-- start --
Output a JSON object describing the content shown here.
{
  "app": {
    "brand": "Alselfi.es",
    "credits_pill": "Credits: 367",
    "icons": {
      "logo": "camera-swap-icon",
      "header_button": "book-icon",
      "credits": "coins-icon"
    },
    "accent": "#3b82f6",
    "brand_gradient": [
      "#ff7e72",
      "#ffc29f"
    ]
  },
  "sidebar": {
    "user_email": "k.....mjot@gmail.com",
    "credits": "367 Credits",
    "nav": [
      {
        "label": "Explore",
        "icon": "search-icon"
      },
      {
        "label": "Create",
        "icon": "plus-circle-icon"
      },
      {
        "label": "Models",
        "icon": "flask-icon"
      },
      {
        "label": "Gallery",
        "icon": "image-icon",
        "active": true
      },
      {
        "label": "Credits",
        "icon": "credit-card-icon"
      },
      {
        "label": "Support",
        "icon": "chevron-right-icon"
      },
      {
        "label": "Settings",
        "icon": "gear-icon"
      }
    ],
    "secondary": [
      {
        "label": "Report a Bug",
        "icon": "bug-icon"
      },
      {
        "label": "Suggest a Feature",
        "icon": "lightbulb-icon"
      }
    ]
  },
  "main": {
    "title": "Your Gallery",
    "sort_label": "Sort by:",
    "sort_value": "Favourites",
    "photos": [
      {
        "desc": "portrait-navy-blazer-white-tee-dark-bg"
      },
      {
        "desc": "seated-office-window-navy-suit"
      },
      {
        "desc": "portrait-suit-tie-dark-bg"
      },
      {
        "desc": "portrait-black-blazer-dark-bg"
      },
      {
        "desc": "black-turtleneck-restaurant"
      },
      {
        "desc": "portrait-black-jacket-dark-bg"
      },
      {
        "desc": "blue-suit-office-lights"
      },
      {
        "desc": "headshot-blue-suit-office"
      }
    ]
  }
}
-- end --
* Exercise aim:
Every entry must be quoted exactly as it appears above.

* Result of the task:
Output a JSON object describing the content shown here.
{
  "app": {
    "brand": "Alselfi.es",
    "credits_pill": "Credits: 367",
    "icons": {
      "logo": "camera-swap-icon",
      "header_button": "book-icon",
      "credits": "coins-icon"
    },
    "accent": "#3b82f6",
    "brand_gradient": [
      "#ff7e72",
      "#ffc29f"
    ]
  },
  "sidebar": {
    "user_email": "k.....mjot@gmail.com",
    "credits": "367 Credits",
    "nav": [
      {
        "label": "Explore",
        "icon": "search-icon"
      },
      {
        "label": "Create",
        "icon": "plus-circle-icon"
      },
      {
        "label": "Models",
        "icon": "flask-icon"
      },
      {
        "label": "Gallery",
        "icon": "image-icon",
        "active": true
      },
      {
        "label": "Credits",
        "icon": "credit-card-icon"
      },
      {
        "label": "Support",
        "icon": "chevron-right-icon"
      },
      {
        "label": "Settings",
        "icon": "gear-icon"
      }
    ],
    "secondary": [
      {
        "label": "Report a Bug",
        "icon": "bug-icon"
      },
      {
        "label": "Suggest a Feature",
        "icon": "lightbulb-icon"
      }
    ]
  },
  "main": {
    "title": "Your Gallery",
    "sort_label": "Sort by:",
    "sort_value": "Favourites",
    "photos": [
      {
        "desc": "portrait-navy-blazer-white-tee-dark-bg"
      },
      {
        "desc": "seated-office-window-navy-suit"
      },
      {
        "desc": "portrait-suit-tie-dark-bg"
      },
      {
        "desc": "portrait-black-blazer-dark-bg"
      },
      {
        "desc": "black-turtleneck-restaurant"
      },
      {
        "desc": "portrait-black-jacket-dark-bg"
      },
      {
        "desc": "blue-suit-office-lights"
      },
      {
        "desc": "headshot-blue-suit-office"
      }
    ]
  }
}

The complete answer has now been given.